→ **WHAT THE TASK REQUIRES**
Say how many lines of the listing below contain "lifetime", giving the number and nothing else.

→ **PROVIDED DATA**
--------

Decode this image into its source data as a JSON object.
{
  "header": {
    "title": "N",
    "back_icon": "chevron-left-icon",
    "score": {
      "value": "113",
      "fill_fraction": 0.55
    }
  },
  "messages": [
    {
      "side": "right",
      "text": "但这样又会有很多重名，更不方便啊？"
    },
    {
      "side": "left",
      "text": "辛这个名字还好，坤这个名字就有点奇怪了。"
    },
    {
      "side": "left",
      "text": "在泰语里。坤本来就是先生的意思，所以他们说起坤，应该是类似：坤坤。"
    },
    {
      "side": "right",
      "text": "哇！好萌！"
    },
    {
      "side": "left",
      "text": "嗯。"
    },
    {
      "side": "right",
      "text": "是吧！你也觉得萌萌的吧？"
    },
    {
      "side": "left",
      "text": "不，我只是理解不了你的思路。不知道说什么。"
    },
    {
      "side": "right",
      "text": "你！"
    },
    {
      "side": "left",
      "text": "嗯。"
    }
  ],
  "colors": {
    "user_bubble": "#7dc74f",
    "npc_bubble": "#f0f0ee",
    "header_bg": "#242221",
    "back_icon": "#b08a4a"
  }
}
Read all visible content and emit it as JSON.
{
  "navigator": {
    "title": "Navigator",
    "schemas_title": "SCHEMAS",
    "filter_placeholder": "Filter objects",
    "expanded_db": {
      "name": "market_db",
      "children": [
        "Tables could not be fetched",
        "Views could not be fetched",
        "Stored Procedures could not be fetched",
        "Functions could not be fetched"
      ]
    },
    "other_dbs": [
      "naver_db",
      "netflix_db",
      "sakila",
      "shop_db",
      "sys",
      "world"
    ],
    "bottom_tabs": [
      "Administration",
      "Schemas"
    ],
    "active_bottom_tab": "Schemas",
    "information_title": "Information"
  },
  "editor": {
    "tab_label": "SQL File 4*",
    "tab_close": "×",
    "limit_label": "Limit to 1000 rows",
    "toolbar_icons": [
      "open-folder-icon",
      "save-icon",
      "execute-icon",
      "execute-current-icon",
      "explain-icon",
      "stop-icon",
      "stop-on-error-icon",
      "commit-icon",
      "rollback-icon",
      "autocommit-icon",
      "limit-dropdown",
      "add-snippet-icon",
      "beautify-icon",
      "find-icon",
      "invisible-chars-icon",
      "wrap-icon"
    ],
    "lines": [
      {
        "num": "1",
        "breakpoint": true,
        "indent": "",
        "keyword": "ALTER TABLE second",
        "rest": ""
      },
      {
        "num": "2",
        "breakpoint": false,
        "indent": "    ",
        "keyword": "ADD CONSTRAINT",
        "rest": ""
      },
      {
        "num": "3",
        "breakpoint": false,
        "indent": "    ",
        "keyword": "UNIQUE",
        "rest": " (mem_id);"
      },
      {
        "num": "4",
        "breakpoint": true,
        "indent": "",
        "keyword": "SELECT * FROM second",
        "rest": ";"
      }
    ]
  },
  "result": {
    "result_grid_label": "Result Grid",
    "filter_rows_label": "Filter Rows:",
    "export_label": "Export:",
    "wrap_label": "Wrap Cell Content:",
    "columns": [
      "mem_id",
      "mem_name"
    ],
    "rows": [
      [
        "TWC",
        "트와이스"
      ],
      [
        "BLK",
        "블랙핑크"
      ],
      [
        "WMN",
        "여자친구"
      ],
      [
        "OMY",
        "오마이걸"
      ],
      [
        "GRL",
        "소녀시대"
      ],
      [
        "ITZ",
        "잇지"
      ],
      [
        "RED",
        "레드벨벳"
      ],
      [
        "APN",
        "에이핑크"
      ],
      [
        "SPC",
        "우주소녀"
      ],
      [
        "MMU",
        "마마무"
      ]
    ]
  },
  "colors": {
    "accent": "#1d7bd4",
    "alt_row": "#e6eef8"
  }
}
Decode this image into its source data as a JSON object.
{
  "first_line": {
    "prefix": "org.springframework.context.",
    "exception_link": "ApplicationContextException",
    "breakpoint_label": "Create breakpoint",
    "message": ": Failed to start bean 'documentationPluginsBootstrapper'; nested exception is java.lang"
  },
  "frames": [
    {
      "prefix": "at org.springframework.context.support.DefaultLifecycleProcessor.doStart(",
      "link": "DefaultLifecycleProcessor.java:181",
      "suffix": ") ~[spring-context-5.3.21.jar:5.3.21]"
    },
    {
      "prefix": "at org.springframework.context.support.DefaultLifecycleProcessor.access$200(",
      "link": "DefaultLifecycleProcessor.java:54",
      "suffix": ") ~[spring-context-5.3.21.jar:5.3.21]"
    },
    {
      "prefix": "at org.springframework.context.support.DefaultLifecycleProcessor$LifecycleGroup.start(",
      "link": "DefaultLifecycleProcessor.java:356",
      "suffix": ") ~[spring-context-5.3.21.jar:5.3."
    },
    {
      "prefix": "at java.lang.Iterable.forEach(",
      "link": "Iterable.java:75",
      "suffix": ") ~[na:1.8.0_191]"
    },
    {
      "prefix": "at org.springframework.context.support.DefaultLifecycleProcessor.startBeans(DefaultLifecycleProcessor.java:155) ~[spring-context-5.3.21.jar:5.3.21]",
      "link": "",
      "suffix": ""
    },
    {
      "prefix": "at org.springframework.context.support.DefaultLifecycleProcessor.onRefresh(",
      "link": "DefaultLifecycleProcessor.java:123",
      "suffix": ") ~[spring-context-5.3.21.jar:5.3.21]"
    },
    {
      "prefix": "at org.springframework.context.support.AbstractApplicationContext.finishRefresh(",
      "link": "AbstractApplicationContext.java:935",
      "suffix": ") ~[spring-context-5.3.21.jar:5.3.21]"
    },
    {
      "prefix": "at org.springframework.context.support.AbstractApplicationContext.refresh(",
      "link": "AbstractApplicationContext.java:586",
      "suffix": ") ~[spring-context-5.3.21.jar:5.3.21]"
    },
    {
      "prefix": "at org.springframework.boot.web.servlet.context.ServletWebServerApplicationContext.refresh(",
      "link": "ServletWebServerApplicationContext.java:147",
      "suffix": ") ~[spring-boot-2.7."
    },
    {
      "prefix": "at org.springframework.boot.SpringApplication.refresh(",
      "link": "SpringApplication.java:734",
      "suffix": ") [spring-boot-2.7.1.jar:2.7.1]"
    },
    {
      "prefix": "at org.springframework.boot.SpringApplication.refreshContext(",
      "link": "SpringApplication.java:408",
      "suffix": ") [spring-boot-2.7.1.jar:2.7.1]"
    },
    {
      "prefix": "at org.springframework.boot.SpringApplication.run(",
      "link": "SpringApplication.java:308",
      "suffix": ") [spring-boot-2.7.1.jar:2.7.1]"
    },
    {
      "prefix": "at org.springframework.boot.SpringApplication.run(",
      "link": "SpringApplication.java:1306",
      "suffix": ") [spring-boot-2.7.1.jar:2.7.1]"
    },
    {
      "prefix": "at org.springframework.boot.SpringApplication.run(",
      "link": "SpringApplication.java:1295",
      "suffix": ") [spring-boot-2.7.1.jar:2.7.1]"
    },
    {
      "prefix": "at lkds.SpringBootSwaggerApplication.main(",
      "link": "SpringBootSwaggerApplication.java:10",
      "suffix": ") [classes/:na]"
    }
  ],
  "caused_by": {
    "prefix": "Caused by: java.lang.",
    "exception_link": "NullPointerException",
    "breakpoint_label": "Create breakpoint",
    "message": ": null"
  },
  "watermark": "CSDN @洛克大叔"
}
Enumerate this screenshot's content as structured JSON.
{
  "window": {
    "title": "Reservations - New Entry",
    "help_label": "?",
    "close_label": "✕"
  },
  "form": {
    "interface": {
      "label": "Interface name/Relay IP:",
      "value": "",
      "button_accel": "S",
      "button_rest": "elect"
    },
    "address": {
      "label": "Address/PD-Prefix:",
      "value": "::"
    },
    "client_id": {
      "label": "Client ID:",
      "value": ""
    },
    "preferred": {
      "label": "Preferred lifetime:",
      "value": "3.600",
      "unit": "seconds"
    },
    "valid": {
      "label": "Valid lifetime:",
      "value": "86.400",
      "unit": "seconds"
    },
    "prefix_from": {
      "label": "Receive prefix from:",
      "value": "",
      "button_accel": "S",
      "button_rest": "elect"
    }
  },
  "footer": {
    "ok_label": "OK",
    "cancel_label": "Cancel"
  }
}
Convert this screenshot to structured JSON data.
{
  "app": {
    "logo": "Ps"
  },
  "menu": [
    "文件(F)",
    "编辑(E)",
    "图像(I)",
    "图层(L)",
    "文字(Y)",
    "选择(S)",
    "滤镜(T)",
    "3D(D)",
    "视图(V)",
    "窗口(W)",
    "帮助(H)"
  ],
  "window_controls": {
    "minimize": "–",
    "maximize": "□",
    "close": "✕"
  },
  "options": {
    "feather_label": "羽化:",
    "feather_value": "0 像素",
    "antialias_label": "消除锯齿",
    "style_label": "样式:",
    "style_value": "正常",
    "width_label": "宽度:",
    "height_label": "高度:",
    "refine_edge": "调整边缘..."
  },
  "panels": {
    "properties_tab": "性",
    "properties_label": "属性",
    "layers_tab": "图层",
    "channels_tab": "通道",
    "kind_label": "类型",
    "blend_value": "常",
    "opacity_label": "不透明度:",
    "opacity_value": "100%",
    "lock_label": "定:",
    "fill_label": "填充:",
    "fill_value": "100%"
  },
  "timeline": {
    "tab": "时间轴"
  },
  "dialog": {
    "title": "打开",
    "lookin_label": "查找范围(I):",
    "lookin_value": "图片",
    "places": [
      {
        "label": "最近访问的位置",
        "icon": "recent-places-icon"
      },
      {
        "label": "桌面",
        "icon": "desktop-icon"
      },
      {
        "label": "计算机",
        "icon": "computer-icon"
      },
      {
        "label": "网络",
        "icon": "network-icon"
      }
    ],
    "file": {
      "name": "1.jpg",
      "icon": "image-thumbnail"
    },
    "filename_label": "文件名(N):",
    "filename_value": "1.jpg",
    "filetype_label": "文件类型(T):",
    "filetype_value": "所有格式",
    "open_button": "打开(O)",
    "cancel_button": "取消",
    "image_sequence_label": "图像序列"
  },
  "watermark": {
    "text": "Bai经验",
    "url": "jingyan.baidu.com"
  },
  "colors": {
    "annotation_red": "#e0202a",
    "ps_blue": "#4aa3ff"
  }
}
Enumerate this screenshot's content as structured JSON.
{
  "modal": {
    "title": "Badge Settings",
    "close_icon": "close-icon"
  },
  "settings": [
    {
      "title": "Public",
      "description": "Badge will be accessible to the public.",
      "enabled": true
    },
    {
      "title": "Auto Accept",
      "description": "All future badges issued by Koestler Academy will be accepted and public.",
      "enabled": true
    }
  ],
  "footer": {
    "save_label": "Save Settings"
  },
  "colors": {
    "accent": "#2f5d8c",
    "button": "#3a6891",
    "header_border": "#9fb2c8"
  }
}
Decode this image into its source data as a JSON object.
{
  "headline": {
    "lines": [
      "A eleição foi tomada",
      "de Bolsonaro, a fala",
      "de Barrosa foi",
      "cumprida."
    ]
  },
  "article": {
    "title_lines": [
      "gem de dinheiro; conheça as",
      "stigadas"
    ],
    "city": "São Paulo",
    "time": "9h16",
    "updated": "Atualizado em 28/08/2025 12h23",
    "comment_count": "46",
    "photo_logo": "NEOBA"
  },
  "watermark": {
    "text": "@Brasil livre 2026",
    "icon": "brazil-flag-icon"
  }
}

--------

→ **RESPONSE TO THE TASK**
2